[Dataset records start]

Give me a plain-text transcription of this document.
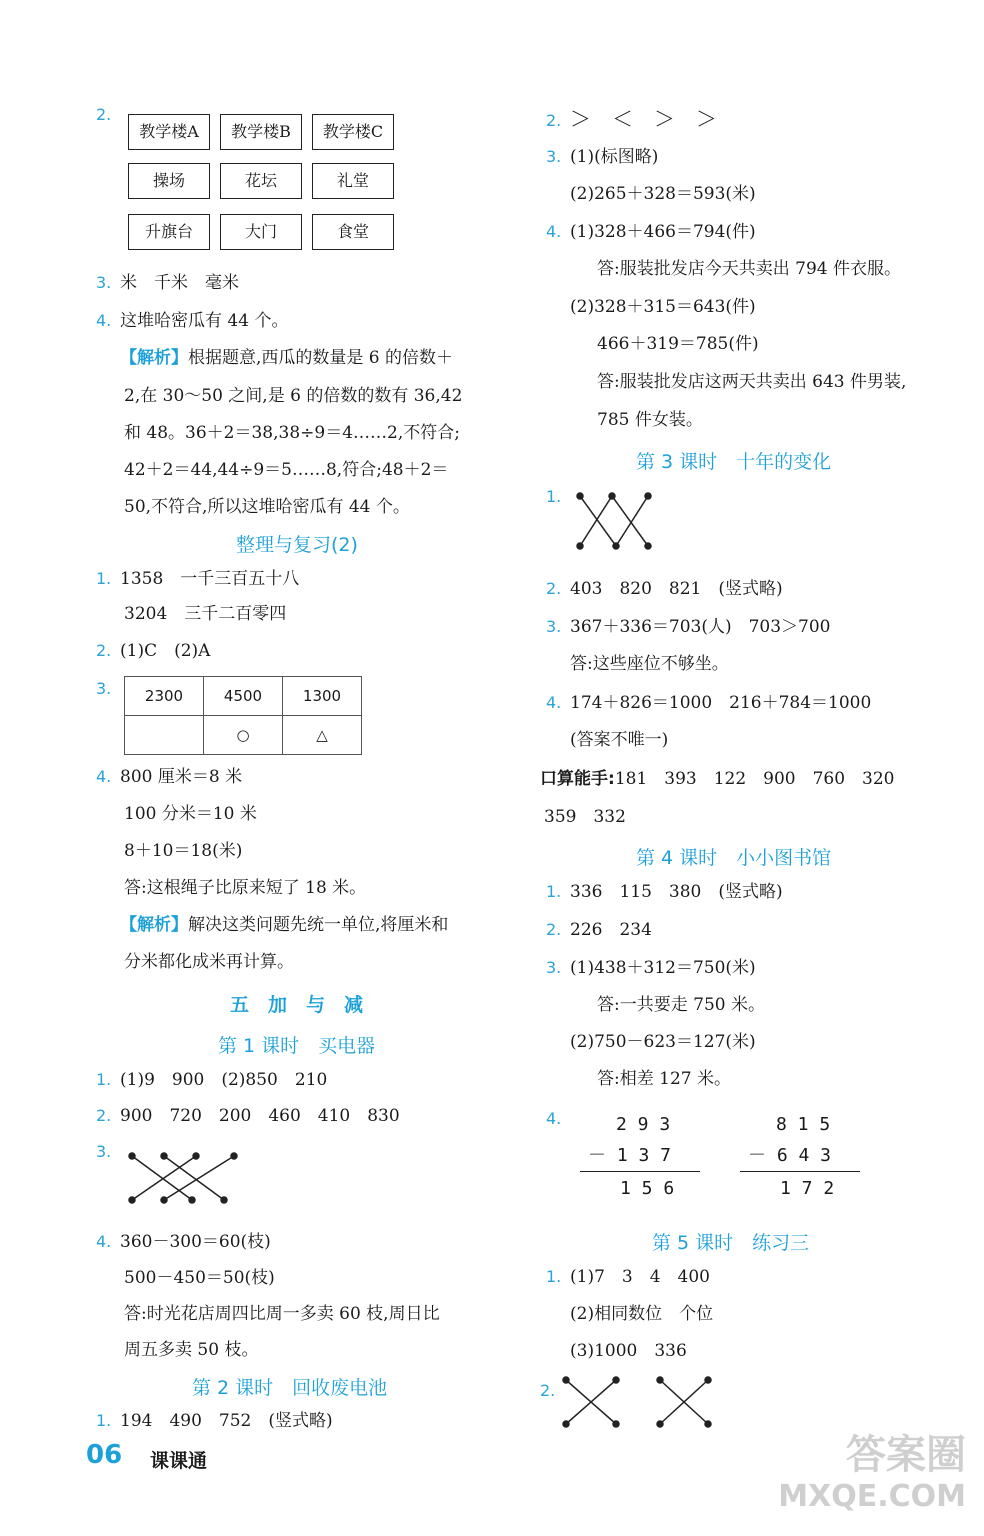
2.
教学楼A	教学楼B	教学楼C
操场	花坛	礼堂
升旗台	大门	食堂
3. 米　千米　毫米
4. 这堆哈密瓜有 44 个。
【解析】根据题意,西瓜的数量是 6 的倍数＋
2,在 30～50 之间,是 6 的倍数的数有 36,42
和 48。36＋2＝38,38÷9＝4……2,不符合;
42＋2＝44,44÷9＝5……8,符合;48＋2＝
50,不符合,所以这堆哈密瓜有 44 个。
整理与复习(2)
1. 1358　一千三百五十八
3204　三千二百零四
2. (1)C　(2)A
3.	2300	4500	1300
	○	△
4. 800 厘米＝8 米
100 分米＝10 米
8＋10＝18(米)
答:这根绳子比原来短了 18 米。
【解析】解决这类问题先统一单位,将厘米和
分米都化成米再计算。
五　加　与　减
第 1 课时　买电器
1. (1)9　900　(2)850　210
2. 900　720　200　460　410　830
3.
4. 360－300＝60(枝)
500－450＝50(枝)
答:时光花店周四比周一多卖 60 枝,周日比
周五多卖 50 枝。
第 2 课时　回收废电池
1. 194　490　752　(竖式略)
2. ＞　＜　＞　＞
3. (1)(标图略)
(2)265＋328＝593(米)
4. (1)328＋466＝794(件)
　答:服装批发店今天共卖出 794 件衣服。
(2)328＋315＝643(件)
　466＋319＝785(件)
　答:服装批发店这两天共卖出 643 件男装,
　785 件女装。
第 3 课时　十年的变化
1.
2. 403　820　821　(竖式略)
3. 367＋336＝703(人)　703＞700
答:这些座位不够坐。
4. 174＋826＝1000　216＋784＝1000
(答案不唯一)
口算能手:181　393　122　900　760　320
359　332
第 4 课时　小小图书馆
1. 336　115　380　(竖式略)
2. 226　234
3. (1)438＋312＝750(米)
　答:一共要走 750 米。
(2)750－623＝127(米)
　答:相差 127 米。
4.	2 9 3
－ 1 3 7
1 5 6
8 1 5
－ 6 4 3
1 7 2
第 5 课时　练习三
1. (1)7　3　4　400
(2)相同数位　个位
(3)1000　336
2.
06 课课通	答案圈
MXQE.COM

[Dataset records end]

__Written problem__:
Output each line exactly; omit every picture.

__Reply to the task__:
Give me a plain-text transcription of this document.
2.
教学楼A	教学楼B	教学楼C
操场	花坛	礼堂
升旗台	大门	食堂
3. 米　千米　毫米
4. 这堆哈密瓜有 44 个。
【解析】根据题意,西瓜的数量是 6 的倍数＋
2,在 30～50 之间,是 6 的倍数的数有 36,42
和 48。36＋2＝38,38÷9＝4……2,不符合;
42＋2＝44,44÷9＝5……8,符合;48＋2＝
50,不符合,所以这堆哈密瓜有 44 个。
整理与复习(2)
1. 1358　一千三百五十八
3204　三千二百零四
2. (1)C　(2)A
3.	2300	4500	1300
	○	△
4. 800 厘米＝8 米
100 分米＝10 米
8＋10＝18(米)
答:这根绳子比原来短了 18 米。
【解析】解决这类问题先统一单位,将厘米和
分米都化成米再计算。
五　加　与　减
第 1 课时　买电器
1. (1)9　900　(2)850　210
2. 900　720　200　460　410　830
3.
4. 360－300＝60(枝)
500－450＝50(枝)
答:时光花店周四比周一多卖 60 枝,周日比
周五多卖 50 枝。
第 2 课时　回收废电池
1. 194　490　752　(竖式略)
2. ＞　＜　＞　＞
3. (1)(标图略)
(2)265＋328＝593(米)
4. (1)328＋466＝794(件)
　答:服装批发店今天共卖出 794 件衣服。
(2)328＋315＝643(件)
　466＋319＝785(件)
　答:服装批发店这两天共卖出 643 件男装,
　785 件女装。
第 3 课时　十年的变化
1.
2. 403　820　821　(竖式略)
3. 367＋336＝703(人)　703＞700
答:这些座位不够坐。
4. 174＋826＝1000　216＋784＝1000
(答案不唯一)
口算能手:181　393　122　900　760　320
359　332
第 4 课时　小小图书馆
1. 336　115　380　(竖式略)
2. 226　234
3. (1)438＋312＝750(米)
　答:一共要走 750 米。
(2)750－623＝127(米)
　答:相差 127 米。
4.	2 9 3
－ 1 3 7
1 5 6
8 1 5
－ 6 4 3
1 7 2
第 5 课时　练习三
1. (1)7　3　4　400
(2)相同数位　个位
(3)1000　336
2.
06 课课通	答案圈
MXQE.COM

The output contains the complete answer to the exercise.